=== WHAT TO WORK ON ===
Give only the number of lines that contain the word "Future".

=== DATA LINES ===
--- START ---

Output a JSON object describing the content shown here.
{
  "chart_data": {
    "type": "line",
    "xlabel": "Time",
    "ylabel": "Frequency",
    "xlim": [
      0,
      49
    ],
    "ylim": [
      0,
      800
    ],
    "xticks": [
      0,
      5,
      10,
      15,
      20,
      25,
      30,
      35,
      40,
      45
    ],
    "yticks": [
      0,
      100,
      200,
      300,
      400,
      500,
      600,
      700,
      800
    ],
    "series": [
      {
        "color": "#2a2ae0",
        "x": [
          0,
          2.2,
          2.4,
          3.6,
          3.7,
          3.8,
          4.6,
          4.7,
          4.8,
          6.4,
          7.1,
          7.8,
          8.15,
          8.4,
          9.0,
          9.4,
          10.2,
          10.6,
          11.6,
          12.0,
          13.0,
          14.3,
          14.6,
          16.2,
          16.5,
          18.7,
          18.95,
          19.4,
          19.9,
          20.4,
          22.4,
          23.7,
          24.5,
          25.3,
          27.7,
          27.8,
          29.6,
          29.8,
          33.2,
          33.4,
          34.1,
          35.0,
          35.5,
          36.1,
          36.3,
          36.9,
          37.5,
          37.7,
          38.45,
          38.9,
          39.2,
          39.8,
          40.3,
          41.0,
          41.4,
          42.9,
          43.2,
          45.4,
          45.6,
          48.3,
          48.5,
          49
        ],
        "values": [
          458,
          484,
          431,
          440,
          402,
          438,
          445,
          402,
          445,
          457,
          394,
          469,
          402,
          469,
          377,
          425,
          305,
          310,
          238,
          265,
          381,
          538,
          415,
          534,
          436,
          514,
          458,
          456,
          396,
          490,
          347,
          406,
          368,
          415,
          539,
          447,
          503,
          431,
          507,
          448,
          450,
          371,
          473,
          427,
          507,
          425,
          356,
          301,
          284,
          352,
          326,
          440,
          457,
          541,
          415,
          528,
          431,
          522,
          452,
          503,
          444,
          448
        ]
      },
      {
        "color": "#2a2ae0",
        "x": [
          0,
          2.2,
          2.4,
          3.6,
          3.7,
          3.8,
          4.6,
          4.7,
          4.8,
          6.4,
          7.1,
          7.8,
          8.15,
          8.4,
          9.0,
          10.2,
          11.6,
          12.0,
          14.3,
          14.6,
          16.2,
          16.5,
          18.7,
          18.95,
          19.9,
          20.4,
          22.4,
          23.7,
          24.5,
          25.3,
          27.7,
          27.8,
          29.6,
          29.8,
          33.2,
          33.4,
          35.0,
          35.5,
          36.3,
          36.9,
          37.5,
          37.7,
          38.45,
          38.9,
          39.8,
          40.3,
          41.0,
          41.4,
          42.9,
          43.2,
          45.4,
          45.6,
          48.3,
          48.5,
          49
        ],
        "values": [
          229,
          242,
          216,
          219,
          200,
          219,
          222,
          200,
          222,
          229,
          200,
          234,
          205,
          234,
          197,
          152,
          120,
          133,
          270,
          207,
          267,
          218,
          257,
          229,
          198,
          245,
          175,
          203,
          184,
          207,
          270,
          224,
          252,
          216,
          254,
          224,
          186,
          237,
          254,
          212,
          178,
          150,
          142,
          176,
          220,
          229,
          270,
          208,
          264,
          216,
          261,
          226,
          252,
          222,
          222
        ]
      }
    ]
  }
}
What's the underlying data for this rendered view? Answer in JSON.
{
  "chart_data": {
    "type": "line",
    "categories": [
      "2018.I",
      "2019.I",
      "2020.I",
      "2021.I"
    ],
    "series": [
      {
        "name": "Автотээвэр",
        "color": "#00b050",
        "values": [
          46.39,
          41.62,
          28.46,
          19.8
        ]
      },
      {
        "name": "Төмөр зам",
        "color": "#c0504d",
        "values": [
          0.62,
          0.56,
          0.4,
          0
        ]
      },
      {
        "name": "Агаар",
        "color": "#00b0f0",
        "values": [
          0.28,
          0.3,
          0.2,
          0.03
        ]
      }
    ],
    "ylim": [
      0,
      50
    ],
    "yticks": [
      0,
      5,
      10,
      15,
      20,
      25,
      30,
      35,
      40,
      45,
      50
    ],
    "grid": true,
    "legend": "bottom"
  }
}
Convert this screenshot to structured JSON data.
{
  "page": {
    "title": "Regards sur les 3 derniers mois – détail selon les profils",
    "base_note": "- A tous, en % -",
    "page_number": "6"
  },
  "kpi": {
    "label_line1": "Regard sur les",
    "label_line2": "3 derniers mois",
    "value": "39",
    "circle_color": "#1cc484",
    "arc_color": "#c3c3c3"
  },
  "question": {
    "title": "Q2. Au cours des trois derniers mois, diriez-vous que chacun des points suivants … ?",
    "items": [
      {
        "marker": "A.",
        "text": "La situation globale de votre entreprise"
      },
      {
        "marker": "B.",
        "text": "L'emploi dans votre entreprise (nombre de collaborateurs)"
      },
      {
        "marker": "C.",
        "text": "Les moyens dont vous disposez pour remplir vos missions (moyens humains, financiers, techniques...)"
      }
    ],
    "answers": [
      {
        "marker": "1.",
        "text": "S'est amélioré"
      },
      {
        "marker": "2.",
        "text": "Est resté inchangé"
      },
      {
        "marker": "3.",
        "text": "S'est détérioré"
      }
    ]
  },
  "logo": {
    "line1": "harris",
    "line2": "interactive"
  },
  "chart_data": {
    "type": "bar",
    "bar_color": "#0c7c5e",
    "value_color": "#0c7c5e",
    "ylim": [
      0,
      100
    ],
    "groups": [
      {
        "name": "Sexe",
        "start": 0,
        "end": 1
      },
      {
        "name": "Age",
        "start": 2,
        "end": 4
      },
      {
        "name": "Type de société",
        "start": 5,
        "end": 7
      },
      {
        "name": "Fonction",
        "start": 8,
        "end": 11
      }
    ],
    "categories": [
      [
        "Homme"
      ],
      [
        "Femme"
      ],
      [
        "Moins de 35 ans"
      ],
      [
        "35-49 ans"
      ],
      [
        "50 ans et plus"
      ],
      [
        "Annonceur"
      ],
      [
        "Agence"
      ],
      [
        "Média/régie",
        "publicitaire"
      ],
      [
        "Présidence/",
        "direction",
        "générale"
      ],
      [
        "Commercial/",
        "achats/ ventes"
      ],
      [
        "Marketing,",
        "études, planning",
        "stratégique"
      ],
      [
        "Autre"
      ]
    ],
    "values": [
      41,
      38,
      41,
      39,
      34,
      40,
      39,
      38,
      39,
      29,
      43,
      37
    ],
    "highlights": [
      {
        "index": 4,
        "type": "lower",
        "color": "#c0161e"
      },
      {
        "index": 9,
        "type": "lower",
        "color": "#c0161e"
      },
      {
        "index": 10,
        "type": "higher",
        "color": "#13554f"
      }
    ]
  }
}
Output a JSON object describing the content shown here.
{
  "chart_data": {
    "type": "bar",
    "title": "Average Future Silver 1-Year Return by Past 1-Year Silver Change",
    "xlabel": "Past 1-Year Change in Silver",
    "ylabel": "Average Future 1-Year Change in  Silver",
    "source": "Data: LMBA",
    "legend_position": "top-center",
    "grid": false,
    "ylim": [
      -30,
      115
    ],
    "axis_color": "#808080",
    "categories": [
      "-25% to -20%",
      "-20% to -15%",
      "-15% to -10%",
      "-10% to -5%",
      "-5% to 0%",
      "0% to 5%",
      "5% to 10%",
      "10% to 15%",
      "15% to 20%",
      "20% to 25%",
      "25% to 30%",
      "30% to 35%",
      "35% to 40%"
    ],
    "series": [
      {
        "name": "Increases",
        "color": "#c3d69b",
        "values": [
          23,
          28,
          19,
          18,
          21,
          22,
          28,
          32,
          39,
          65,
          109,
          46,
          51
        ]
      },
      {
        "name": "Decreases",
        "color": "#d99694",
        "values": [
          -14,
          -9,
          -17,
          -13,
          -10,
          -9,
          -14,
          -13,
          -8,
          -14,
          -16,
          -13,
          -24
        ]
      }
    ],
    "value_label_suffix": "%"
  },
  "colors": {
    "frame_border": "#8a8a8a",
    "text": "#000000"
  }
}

--- END ---

=== TASK ANSWER ===
2